Entries from a dataset
+ + + +
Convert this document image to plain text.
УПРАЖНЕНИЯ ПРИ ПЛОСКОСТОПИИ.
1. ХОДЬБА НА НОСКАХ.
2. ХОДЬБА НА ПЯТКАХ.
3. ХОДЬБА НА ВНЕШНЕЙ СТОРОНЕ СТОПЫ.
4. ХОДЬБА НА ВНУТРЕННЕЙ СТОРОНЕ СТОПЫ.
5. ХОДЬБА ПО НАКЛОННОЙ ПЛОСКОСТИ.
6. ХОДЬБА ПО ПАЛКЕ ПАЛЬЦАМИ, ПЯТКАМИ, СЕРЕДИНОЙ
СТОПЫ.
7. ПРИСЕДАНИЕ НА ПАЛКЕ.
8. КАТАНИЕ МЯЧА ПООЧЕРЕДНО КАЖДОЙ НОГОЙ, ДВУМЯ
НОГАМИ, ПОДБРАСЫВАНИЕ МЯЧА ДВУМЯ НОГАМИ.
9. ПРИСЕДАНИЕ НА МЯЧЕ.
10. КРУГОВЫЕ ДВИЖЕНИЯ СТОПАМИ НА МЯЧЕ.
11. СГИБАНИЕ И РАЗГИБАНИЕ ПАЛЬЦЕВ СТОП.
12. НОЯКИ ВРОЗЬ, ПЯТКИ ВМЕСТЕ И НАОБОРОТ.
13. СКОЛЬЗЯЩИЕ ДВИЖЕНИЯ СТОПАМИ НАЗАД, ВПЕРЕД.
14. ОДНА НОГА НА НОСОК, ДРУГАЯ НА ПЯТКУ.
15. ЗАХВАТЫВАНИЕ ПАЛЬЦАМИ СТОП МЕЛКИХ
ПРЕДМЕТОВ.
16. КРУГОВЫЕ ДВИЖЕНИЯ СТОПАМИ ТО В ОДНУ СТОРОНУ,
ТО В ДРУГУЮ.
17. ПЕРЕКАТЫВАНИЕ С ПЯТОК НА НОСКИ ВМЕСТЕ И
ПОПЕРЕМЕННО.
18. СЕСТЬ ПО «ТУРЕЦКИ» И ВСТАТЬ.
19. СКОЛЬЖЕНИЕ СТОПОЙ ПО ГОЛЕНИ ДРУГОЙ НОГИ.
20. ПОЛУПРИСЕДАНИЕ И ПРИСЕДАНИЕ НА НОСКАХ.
+ + + +
● GOAL OF THE EXERCISE
All the entries above need to be reproduced exactly.

● SOLVED PROBLEM
Convert this document image to plain text.
УПРАЖНЕНИЯ ПРИ ПЛОСКОСТОПИИ.
1. ХОДЬБА НА НОСКАХ.
2. ХОДЬБА НА ПЯТКАХ.
3. ХОДЬБА НА ВНЕШНЕЙ СТОРОНЕ СТОПЫ.
4. ХОДЬБА НА ВНУТРЕННЕЙ СТОРОНЕ СТОПЫ.
5. ХОДЬБА ПО НАКЛОННОЙ ПЛОСКОСТИ.
6. ХОДЬБА ПО ПАЛКЕ ПАЛЬЦАМИ, ПЯТКАМИ, СЕРЕДИНОЙ
СТОПЫ.
7. ПРИСЕДАНИЕ НА ПАЛКЕ.
8. КАТАНИЕ МЯЧА ПООЧЕРЕДНО КАЖДОЙ НОГОЙ, ДВУМЯ
НОГАМИ, ПОДБРАСЫВАНИЕ МЯЧА ДВУМЯ НОГАМИ.
9. ПРИСЕДАНИЕ НА МЯЧЕ.
10. КРУГОВЫЕ ДВИЖЕНИЯ СТОПАМИ НА МЯЧЕ.
11. СГИБАНИЕ И РАЗГИБАНИЕ ПАЛЬЦЕВ СТОП.
12. НОЯКИ ВРОЗЬ, ПЯТКИ ВМЕСТЕ И НАОБОРОТ.
13. СКОЛЬЗЯЩИЕ ДВИЖЕНИЯ СТОПАМИ НАЗАД, ВПЕРЕД.
14. ОДНА НОГА НА НОСОК, ДРУГАЯ НА ПЯТКУ.
15. ЗАХВАТЫВАНИЕ ПАЛЬЦАМИ СТОП МЕЛКИХ
ПРЕДМЕТОВ.
16. КРУГОВЫЕ ДВИЖЕНИЯ СТОПАМИ ТО В ОДНУ СТОРОНУ,
ТО В ДРУГУЮ.
17. ПЕРЕКАТЫВАНИЕ С ПЯТОК НА НОСКИ ВМЕСТЕ И
ПОПЕРЕМЕННО.
18. СЕСТЬ ПО «ТУРЕЦКИ» И ВСТАТЬ.
19. СКОЛЬЖЕНИЕ СТОПОЙ ПО ГОЛЕНИ ДРУГОЙ НОГИ.
20. ПОЛУПРИСЕДАНИЕ И ПРИСЕДАНИЕ НА НОСКАХ.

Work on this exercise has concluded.